- **Set problem**
Print the whole listing exactly.

* Begin *

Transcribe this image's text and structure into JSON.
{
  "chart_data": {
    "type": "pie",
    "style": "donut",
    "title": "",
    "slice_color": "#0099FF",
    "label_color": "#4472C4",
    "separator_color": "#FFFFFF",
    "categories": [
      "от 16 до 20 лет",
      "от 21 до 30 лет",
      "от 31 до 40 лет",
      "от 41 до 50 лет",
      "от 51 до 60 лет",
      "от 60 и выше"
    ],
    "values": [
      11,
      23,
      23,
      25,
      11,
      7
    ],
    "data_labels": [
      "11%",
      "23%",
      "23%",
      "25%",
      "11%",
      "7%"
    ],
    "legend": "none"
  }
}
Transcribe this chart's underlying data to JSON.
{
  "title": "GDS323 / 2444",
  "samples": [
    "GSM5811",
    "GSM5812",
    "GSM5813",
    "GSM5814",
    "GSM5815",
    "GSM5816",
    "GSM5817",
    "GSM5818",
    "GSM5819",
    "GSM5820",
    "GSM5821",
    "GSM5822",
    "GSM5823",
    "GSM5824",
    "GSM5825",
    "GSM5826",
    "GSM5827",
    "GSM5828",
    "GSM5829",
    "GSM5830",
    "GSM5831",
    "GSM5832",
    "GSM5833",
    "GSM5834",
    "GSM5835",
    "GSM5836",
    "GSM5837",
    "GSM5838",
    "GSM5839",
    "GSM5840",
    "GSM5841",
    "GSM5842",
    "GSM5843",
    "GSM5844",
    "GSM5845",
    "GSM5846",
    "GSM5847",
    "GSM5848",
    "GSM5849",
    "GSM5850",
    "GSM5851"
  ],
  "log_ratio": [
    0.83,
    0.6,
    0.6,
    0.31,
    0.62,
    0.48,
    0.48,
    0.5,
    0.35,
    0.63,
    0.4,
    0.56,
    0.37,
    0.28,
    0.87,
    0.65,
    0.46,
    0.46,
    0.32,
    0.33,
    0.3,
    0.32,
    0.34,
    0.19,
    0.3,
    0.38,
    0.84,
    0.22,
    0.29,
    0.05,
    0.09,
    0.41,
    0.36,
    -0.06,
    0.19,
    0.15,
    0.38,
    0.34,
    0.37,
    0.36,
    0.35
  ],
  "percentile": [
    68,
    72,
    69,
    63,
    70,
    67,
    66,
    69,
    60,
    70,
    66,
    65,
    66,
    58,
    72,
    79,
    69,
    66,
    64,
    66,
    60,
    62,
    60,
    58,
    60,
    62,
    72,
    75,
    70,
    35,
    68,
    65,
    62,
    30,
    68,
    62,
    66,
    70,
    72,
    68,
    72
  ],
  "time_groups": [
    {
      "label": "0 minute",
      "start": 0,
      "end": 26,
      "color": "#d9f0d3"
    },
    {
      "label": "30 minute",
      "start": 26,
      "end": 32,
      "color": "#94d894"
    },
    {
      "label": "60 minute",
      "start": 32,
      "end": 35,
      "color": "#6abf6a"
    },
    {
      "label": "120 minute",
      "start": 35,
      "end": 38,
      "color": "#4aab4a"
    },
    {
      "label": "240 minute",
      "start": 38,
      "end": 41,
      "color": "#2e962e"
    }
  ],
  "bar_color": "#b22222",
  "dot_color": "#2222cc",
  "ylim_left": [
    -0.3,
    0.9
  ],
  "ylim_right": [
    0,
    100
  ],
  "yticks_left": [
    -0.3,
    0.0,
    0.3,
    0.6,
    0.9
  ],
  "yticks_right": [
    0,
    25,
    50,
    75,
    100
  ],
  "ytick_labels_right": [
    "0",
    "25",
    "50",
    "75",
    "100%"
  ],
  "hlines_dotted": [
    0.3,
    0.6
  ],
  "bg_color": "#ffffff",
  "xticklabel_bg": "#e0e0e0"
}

* End *

- **Exercise result**
Transcribe this image's text and structure into JSON.
{
  "chart_data": {
    "type": "pie",
    "style": "donut",
    "title": "",
    "slice_color": "#0099FF",
    "label_color": "#4472C4",
    "separator_color": "#FFFFFF",
    "categories": [
      "от 16 до 20 лет",
      "от 21 до 30 лет",
      "от 31 до 40 лет",
      "от 41 до 50 лет",
      "от 51 до 60 лет",
      "от 60 и выше"
    ],
    "values": [
      11,
      23,
      23,
      25,
      11,
      7
    ],
    "data_labels": [
      "11%",
      "23%",
      "23%",
      "25%",
      "11%",
      "7%"
    ],
    "legend": "none"
  }
}
Transcribe this chart's underlying data to JSON.
{
  "title": "GDS323 / 2444",
  "samples": [
    "GSM5811",
    "GSM5812",
    "GSM5813",
    "GSM5814",
    "GSM5815",
    "GSM5816",
    "GSM5817",
    "GSM5818",
    "GSM5819",
    "GSM5820",
    "GSM5821",
    "GSM5822",
    "GSM5823",
    "GSM5824",
    "GSM5825",
    "GSM5826",
    "GSM5827",
    "GSM5828",
    "GSM5829",
    "GSM5830",
    "GSM5831",
    "GSM5832",
    "GSM5833",
    "GSM5834",
    "GSM5835",
    "GSM5836",
    "GSM5837",
    "GSM5838",
    "GSM5839",
    "GSM5840",
    "GSM5841",
    "GSM5842",
    "GSM5843",
    "GSM5844",
    "GSM5845",
    "GSM5846",
    "GSM5847",
    "GSM5848",
    "GSM5849",
    "GSM5850",
    "GSM5851"
  ],
  "log_ratio": [
    0.83,
    0.6,
    0.6,
    0.31,
    0.62,
    0.48,
    0.48,
    0.5,
    0.35,
    0.63,
    0.4,
    0.56,
    0.37,
    0.28,
    0.87,
    0.65,
    0.46,
    0.46,
    0.32,
    0.33,
    0.3,
    0.32,
    0.34,
    0.19,
    0.3,
    0.38,
    0.84,
    0.22,
    0.29,
    0.05,
    0.09,
    0.41,
    0.36,
    -0.06,
    0.19,
    0.15,
    0.38,
    0.34,
    0.37,
    0.36,
    0.35
  ],
  "percentile": [
    68,
    72,
    69,
    63,
    70,
    67,
    66,
    69,
    60,
    70,
    66,
    65,
    66,
    58,
    72,
    79,
    69,
    66,
    64,
    66,
    60,
    62,
    60,
    58,
    60,
    62,
    72,
    75,
    70,
    35,
    68,
    65,
    62,
    30,
    68,
    62,
    66,
    70,
    72,
    68,
    72
  ],
  "time_groups": [
    {
      "label": "0 minute",
      "start": 0,
      "end": 26,
      "color": "#d9f0d3"
    },
    {
      "label": "30 minute",
      "start": 26,
      "end": 32,
      "color": "#94d894"
    },
    {
      "label": "60 minute",
      "start": 32,
      "end": 35,
      "color": "#6abf6a"
    },
    {
      "label": "120 minute",
      "start": 35,
      "end": 38,
      "color": "#4aab4a"
    },
    {
      "label": "240 minute",
      "start": 38,
      "end": 41,
      "color": "#2e962e"
    }
  ],
  "bar_color": "#b22222",
  "dot_color": "#2222cc",
  "ylim_left": [
    -0.3,
    0.9
  ],
  "ylim_right": [
    0,
    100
  ],
  "yticks_left": [
    -0.3,
    0.0,
    0.3,
    0.6,
    0.9
  ],
  "yticks_right": [
    0,
    25,
    50,
    75,
    100
  ],
  "ytick_labels_right": [
    "0",
    "25",
    "50",
    "75",
    "100%"
  ],
  "hlines_dotted": [
    0.3,
    0.6
  ],
  "bg_color": "#ffffff",
  "xticklabel_bg": "#e0e0e0"
}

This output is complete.